◆ **TASK PROMPT**: Find every line in the records below that holds the word "phot", and copy each one.

(Stored entries)
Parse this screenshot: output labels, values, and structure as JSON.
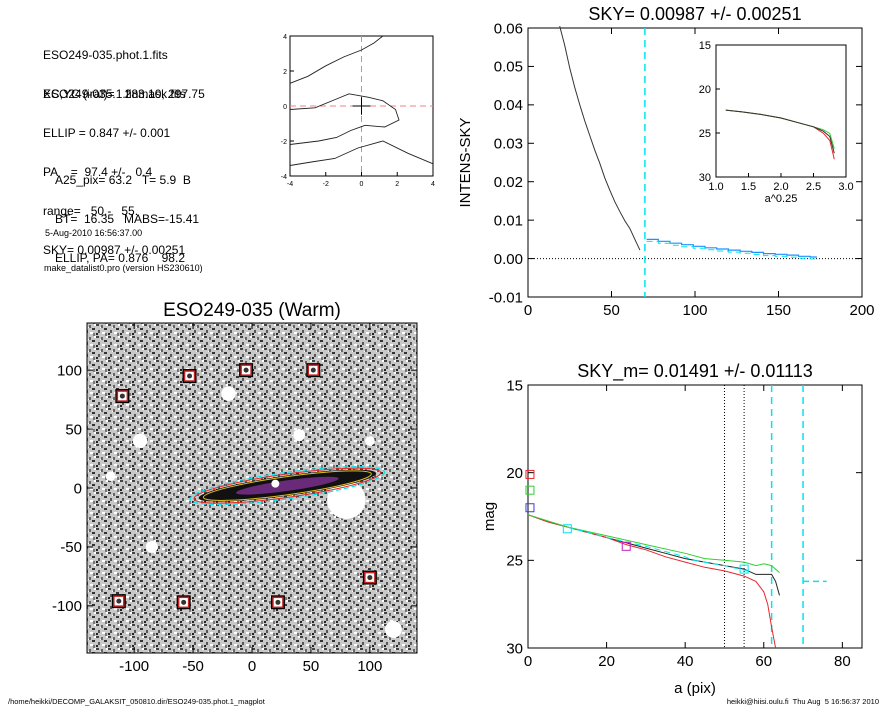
{
  "info": {
    "lines_a": [
      "ESO249-035.phot.1.fits",
      "ESO249-035.1.finmask.fits"
    ],
    "lines_b": [
      "XC,YC (iraf)=   283.10, 297.75",
      "ELLIP = 0.847 +/- 0.001",
      "PA    =  97.4 +/-   0.4",
      "range=   50.-   55.",
      "SKY= 0.00987 +/- 0.00251"
    ],
    "lines_c": [
      "A25_pix= 63.2   T= 5.9  B",
      "BT=  16.35   MABS=-15.41",
      "ELLIP, PA= 0.876    98.2"
    ],
    "lines_d": [
      "5-Aug-2010 16:56:37.00",
      "make_datalist0.pro (version HS230610)"
    ]
  },
  "footer": {
    "left": "/home/heikki/DECOMP_GALAKSIT_050810.dir/ESO249-035.phot.1_magplot",
    "right": "heikki@hiisi.oulu.fi  Thu Aug  5 16:56:37 2010"
  },
  "colors": {
    "sky_marker": "#00e5ee",
    "profile": "#333333",
    "model": "#1e90ff",
    "red": "#e8262a",
    "green": "#30d030",
    "magenta": "#c020c0",
    "blue": "#4040e0"
  },
  "chart_data": [
    {
      "id": "contour",
      "type": "line",
      "title": "",
      "xlim": [
        -4,
        4
      ],
      "ylim": [
        -4,
        4
      ],
      "xticks": [
        -4,
        -2,
        0,
        2,
        4
      ],
      "yticks": [
        -4,
        -2,
        0,
        2,
        4
      ],
      "center": [
        0,
        0
      ],
      "contours": [
        [
          [
            -4,
            1.3
          ],
          [
            -3.0,
            1.7
          ],
          [
            -2.0,
            2.3
          ],
          [
            -1.0,
            2.8
          ],
          [
            0.0,
            3.2
          ],
          [
            0.7,
            3.6
          ],
          [
            1.2,
            4.0
          ]
        ],
        [
          [
            -4,
            -0.2
          ],
          [
            -2.6,
            -0.1
          ],
          [
            -1.4,
            0.4
          ],
          [
            -0.7,
            0.7
          ],
          [
            0.4,
            0.5
          ],
          [
            1.2,
            0.3
          ],
          [
            1.9,
            -0.2
          ],
          [
            2.1,
            -0.8
          ],
          [
            1.3,
            -1.2
          ],
          [
            0.2,
            -1.1
          ],
          [
            -0.6,
            -1.4
          ],
          [
            -1.4,
            -1.8
          ],
          [
            -2.4,
            -2.0
          ],
          [
            -4,
            -2.2
          ]
        ],
        [
          [
            -4,
            -3.4
          ],
          [
            -2.8,
            -3.2
          ],
          [
            -1.5,
            -3.0
          ],
          [
            -0.2,
            -2.4
          ],
          [
            1.2,
            -2.0
          ],
          [
            2.6,
            -2.7
          ],
          [
            4.0,
            -3.3
          ]
        ]
      ]
    },
    {
      "id": "sky",
      "type": "line",
      "title": "SKY= 0.00987 +/- 0.00251",
      "xlabel": "",
      "ylabel": "INTENS-SKY",
      "xlim": [
        0,
        200
      ],
      "ylim": [
        -0.01,
        0.06
      ],
      "xticks": [
        0,
        50,
        100,
        150,
        200
      ],
      "yticks": [
        -0.01,
        0.0,
        0.01,
        0.02,
        0.03,
        0.04,
        0.05,
        0.06
      ],
      "ytick_labels": [
        "-0.01",
        "0.00",
        "0.01",
        "0.02",
        "0.03",
        "0.04",
        "0.05",
        "0.06"
      ],
      "sky_range_x": 70,
      "profile": {
        "x": [
          19,
          22,
          25,
          28,
          31,
          34,
          37,
          40,
          43,
          46,
          49,
          52,
          55,
          58,
          61,
          64,
          67
        ],
        "y": [
          0.0605,
          0.0555,
          0.0495,
          0.0445,
          0.04,
          0.0358,
          0.032,
          0.0282,
          0.0248,
          0.021,
          0.0178,
          0.0148,
          0.0122,
          0.0098,
          0.0078,
          0.005,
          0.0022
        ]
      },
      "model_steps": {
        "x": [
          71,
          78,
          85,
          92,
          99,
          106,
          113,
          120,
          127,
          134,
          141,
          148,
          155,
          162,
          169,
          173
        ],
        "y": [
          0.005,
          0.0045,
          0.004,
          0.0036,
          0.0032,
          0.0028,
          0.0025,
          0.0022,
          0.0019,
          0.0016,
          0.0013,
          0.0011,
          0.0009,
          0.0006,
          0.0004,
          0.0003
        ]
      },
      "inset": {
        "xlabel": "a^0.25",
        "xlim": [
          1.0,
          3.0
        ],
        "ylim": [
          30,
          15
        ],
        "xticks": [
          1.0,
          1.5,
          2.0,
          2.5,
          3.0
        ],
        "yticks": [
          15,
          20,
          25,
          30
        ],
        "xtick_labels": [
          "1.0",
          "1.5",
          "2.0",
          "2.5",
          "3.0"
        ],
        "curve_x": [
          1.15,
          1.4,
          1.7,
          2.0,
          2.3,
          2.5,
          2.65,
          2.75,
          2.82
        ],
        "curve_y": [
          22.4,
          22.6,
          22.9,
          23.3,
          23.9,
          24.3,
          24.8,
          25.4,
          27.3
        ]
      }
    },
    {
      "id": "image",
      "type": "scatter",
      "title": "ESO249-035 (Warm)",
      "xlim": [
        -140,
        140
      ],
      "ylim": [
        -140,
        140
      ],
      "xticks": [
        -100,
        -50,
        0,
        50,
        100
      ],
      "yticks": [
        -100,
        -50,
        0,
        50,
        100
      ],
      "galaxy": {
        "center": [
          30,
          2
        ],
        "semi_major": 80,
        "semi_minor": 9,
        "angle_deg": 8
      },
      "stars": [
        {
          "x": -110,
          "y": 78
        },
        {
          "x": -53,
          "y": 95
        },
        {
          "x": -5,
          "y": 100
        },
        {
          "x": 52,
          "y": 100
        },
        {
          "x": 100,
          "y": -76
        },
        {
          "x": -113,
          "y": -96
        },
        {
          "x": -58,
          "y": -97
        },
        {
          "x": 22,
          "y": -97
        }
      ]
    },
    {
      "id": "mag",
      "type": "line",
      "title": "SKY_m=  0.01491 +/- 0.01113",
      "xlabel": "a (pix)",
      "ylabel": "mag",
      "xlim": [
        0,
        85
      ],
      "ylim": [
        30,
        15
      ],
      "xticks": [
        0,
        20,
        40,
        60,
        80
      ],
      "yticks": [
        15,
        20,
        25,
        30
      ],
      "vlines_dotted": [
        50,
        55
      ],
      "vlines_dashed": [
        62,
        70
      ],
      "sky_mag_x": [
        70,
        76
      ],
      "sky_mag_y": 26.2,
      "series": [
        {
          "color": "black",
          "x": [
            0,
            5,
            10,
            15,
            20,
            25,
            30,
            35,
            40,
            45,
            50,
            55,
            58,
            60,
            62,
            63,
            64
          ],
          "y": [
            22.4,
            22.8,
            23.1,
            23.4,
            23.7,
            24.0,
            24.3,
            24.6,
            24.9,
            25.1,
            25.3,
            25.5,
            25.8,
            25.8,
            25.8,
            26.2,
            27.0
          ]
        },
        {
          "color": "red",
          "x": [
            0,
            5,
            10,
            15,
            20,
            25,
            30,
            35,
            40,
            45,
            50,
            55,
            58,
            60,
            61,
            62,
            63
          ],
          "y": [
            22.4,
            22.8,
            23.1,
            23.4,
            23.7,
            24.1,
            24.4,
            24.8,
            25.1,
            25.4,
            25.6,
            25.9,
            26.2,
            26.8,
            27.5,
            28.8,
            30.0
          ]
        },
        {
          "color": "green",
          "x": [
            0,
            10,
            20,
            30,
            40,
            45,
            50,
            55,
            58,
            60,
            62,
            64
          ],
          "y": [
            22.4,
            23.1,
            23.6,
            24.1,
            24.6,
            24.9,
            25.0,
            25.1,
            25.3,
            25.2,
            25.3,
            25.7
          ]
        },
        {
          "color": "cyan",
          "x": [
            10,
            20,
            30,
            40,
            42,
            50,
            56
          ],
          "y": [
            23.1,
            23.7,
            24.2,
            24.8,
            25.0,
            25.3,
            25.6
          ]
        }
      ],
      "markers": [
        {
          "x": 0.5,
          "y": 20.1,
          "color": "red"
        },
        {
          "x": 0.5,
          "y": 21.0,
          "color": "green"
        },
        {
          "x": 0.5,
          "y": 22.0,
          "color": "blue"
        },
        {
          "x": 10,
          "y": 23.2,
          "color": "cyan"
        },
        {
          "x": 25,
          "y": 24.2,
          "color": "magenta"
        },
        {
          "x": 55,
          "y": 25.5,
          "color": "cyan"
        }
      ]
    }
  ]
}
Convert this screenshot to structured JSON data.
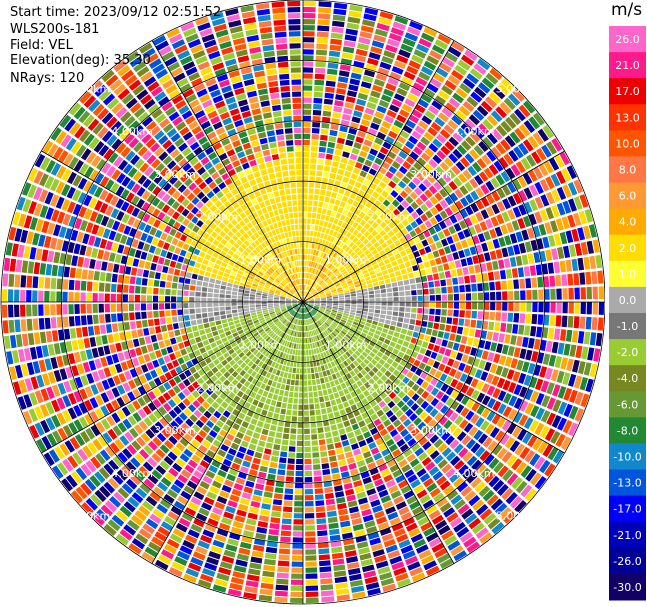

◆ **FINAL RESULT**:
      "ESO249-035.phot.1.fits",
    "left": "/home/heikki/DECOMP_GALAKSIT_050810.dir/ESO249-035.phot.1_magplot",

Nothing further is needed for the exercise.